* [Task description]:
Exactly reproduce the lines that follow.
┏━━
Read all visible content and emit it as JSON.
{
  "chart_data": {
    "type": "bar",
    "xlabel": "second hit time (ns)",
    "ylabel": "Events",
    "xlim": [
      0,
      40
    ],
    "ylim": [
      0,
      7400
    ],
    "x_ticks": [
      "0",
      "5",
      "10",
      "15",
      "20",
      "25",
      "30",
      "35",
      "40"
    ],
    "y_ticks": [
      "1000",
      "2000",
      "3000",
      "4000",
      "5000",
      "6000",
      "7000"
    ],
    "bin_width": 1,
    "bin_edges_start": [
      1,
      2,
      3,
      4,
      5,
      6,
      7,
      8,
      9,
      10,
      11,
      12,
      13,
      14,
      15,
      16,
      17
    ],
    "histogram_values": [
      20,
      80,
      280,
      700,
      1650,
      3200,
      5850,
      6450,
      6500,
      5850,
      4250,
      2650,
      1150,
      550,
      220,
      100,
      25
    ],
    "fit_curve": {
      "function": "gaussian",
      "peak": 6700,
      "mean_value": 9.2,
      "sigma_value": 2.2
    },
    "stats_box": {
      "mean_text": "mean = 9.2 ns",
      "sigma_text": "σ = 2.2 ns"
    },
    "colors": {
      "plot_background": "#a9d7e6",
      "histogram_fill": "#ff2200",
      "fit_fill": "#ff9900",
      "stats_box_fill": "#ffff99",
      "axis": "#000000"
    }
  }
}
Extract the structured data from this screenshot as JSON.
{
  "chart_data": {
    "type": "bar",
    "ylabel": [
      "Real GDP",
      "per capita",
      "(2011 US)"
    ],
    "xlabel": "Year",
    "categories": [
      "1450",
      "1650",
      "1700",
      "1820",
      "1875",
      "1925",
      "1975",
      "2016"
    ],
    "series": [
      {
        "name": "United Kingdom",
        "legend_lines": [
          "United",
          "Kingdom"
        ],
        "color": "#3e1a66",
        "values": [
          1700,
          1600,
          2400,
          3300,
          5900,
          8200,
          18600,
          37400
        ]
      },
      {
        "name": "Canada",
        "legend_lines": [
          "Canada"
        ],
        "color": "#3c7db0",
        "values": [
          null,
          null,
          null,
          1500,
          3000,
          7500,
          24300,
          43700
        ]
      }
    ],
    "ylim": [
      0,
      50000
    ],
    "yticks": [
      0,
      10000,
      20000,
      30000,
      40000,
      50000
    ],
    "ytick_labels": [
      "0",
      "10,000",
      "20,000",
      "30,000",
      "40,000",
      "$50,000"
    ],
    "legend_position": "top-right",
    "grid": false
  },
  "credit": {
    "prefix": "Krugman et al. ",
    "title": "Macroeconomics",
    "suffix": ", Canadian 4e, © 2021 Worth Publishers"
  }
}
┗━━
* [Exercise output]:
Read all visible content and emit it as JSON.
{
  "chart_data": {
    "type": "bar",
    "xlabel": "second hit time (ns)",
    "ylabel": "Events",
    "xlim": [
      0,
      40
    ],
    "ylim": [
      0,
      7400
    ],
    "x_ticks": [
      "0",
      "5",
      "10",
      "15",
      "20",
      "25",
      "30",
      "35",
      "40"
    ],
    "y_ticks": [
      "1000",
      "2000",
      "3000",
      "4000",
      "5000",
      "6000",
      "7000"
    ],
    "bin_width": 1,
    "bin_edges_start": [
      1,
      2,
      3,
      4,
      5,
      6,
      7,
      8,
      9,
      10,
      11,
      12,
      13,
      14,
      15,
      16,
      17
    ],
    "histogram_values": [
      20,
      80,
      280,
      700,
      1650,
      3200,
      5850,
      6450,
      6500,
      5850,
      4250,
      2650,
      1150,
      550,
      220,
      100,
      25
    ],
    "fit_curve": {
      "function": "gaussian",
      "peak": 6700,
      "mean_value": 9.2,
      "sigma_value": 2.2
    },
    "stats_box": {
      "mean_text": "mean = 9.2 ns",
      "sigma_text": "σ = 2.2 ns"
    },
    "colors": {
      "plot_background": "#a9d7e6",
      "histogram_fill": "#ff2200",
      "fit_fill": "#ff9900",
      "stats_box_fill": "#ffff99",
      "axis": "#000000"
    }
  }
}
Extract the structured data from this screenshot as JSON.
{
  "chart_data": {
    "type": "bar",
    "ylabel": [
      "Real GDP",
      "per capita",
      "(2011 US)"
    ],
    "xlabel": "Year",
    "categories": [
      "1450",
      "1650",
      "1700",
      "1820",
      "1875",
      "1925",
      "1975",
      "2016"
    ],
    "series": [
      {
        "name": "United Kingdom",
        "legend_lines": [
          "United",
          "Kingdom"
        ],
        "color": "#3e1a66",
        "values": [
          1700,
          1600,
          2400,
          3300,
          5900,
          8200,
          18600,
          37400
        ]
      },
      {
        "name": "Canada",
        "legend_lines": [
          "Canada"
        ],
        "color": "#3c7db0",
        "values": [
          null,
          null,
          null,
          1500,
          3000,
          7500,
          24300,
          43700
        ]
      }
    ],
    "ylim": [
      0,
      50000
    ],
    "yticks": [
      0,
      10000,
      20000,
      30000,
      40000,
      50000
    ],
    "ytick_labels": [
      "0",
      "10,000",
      "20,000",
      "30,000",
      "40,000",
      "$50,000"
    ],
    "legend_position": "top-right",
    "grid": false
  },
  "credit": {
    "prefix": "Krugman et al. ",
    "title": "Macroeconomics",
    "suffix": ", Canadian 4e, © 2021 Worth Publishers"
  }
}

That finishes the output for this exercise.